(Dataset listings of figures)
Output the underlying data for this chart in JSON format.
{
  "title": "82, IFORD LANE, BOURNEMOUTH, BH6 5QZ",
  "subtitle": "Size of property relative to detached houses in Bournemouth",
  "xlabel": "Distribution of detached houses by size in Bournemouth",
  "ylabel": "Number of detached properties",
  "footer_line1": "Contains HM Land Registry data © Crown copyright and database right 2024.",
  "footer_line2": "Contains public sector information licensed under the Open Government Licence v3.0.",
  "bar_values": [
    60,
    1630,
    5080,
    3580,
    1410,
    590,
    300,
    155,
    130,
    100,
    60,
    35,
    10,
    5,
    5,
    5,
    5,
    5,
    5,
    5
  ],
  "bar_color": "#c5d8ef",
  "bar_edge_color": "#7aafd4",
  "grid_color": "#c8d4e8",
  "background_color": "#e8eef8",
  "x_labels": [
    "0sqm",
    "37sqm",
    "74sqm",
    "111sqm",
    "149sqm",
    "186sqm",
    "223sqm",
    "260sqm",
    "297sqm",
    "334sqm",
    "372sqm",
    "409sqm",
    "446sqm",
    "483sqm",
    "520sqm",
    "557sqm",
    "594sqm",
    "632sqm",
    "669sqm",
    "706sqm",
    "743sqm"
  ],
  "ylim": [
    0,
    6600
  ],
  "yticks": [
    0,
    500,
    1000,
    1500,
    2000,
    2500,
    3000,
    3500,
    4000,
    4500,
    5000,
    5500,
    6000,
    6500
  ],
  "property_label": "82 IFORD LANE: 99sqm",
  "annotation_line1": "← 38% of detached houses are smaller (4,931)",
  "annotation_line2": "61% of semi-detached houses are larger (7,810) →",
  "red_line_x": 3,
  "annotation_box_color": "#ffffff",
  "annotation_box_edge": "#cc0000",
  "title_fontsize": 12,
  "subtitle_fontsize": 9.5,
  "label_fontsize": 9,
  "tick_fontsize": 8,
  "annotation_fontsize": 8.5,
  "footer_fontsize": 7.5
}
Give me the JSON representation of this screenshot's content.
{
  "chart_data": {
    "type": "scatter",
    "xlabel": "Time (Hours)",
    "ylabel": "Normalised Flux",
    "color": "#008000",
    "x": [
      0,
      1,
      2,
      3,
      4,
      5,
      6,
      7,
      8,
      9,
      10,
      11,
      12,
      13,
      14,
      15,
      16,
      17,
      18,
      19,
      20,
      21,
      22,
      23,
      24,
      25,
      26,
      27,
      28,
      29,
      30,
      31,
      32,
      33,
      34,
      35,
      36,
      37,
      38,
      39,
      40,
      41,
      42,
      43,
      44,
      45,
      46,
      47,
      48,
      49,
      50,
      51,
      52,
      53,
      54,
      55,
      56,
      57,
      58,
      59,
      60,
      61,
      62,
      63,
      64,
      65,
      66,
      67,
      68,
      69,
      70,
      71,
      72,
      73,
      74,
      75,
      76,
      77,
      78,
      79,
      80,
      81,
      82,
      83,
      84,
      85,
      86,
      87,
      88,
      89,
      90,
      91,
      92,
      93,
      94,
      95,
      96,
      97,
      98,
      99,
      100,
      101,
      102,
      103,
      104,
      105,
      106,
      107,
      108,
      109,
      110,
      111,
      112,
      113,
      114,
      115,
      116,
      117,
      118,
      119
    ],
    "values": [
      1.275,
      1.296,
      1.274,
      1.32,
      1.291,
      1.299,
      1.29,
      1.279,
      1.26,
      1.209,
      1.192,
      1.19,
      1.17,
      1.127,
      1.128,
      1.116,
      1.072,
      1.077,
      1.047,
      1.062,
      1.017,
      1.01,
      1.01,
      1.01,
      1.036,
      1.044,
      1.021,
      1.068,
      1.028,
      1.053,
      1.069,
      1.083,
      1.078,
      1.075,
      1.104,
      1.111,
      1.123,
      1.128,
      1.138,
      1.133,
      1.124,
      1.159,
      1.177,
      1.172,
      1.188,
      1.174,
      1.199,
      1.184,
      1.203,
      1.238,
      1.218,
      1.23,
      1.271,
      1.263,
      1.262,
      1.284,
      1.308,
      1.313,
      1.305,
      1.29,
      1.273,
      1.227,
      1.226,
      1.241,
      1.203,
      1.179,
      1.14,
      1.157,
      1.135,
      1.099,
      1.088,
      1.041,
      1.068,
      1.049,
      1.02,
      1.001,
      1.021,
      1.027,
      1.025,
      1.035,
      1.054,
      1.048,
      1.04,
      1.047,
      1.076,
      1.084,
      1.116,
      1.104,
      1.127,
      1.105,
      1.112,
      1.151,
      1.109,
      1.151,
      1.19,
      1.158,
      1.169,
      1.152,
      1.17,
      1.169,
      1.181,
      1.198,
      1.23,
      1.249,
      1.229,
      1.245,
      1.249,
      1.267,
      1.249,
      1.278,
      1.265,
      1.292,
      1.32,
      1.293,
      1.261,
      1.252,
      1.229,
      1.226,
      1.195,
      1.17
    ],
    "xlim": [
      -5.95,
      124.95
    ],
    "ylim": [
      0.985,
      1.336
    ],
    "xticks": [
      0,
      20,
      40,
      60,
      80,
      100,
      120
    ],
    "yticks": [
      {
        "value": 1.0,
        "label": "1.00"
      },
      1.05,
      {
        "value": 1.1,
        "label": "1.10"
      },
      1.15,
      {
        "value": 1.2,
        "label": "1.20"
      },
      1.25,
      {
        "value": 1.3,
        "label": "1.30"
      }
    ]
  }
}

TASK REQUIREMENTS >> Collect the lines of the data that carry the word "JSON".

RESULT OF THE EXERCISE >>
Output the underlying data for this chart in JSON format.
Give me the JSON representation of this screenshot's content.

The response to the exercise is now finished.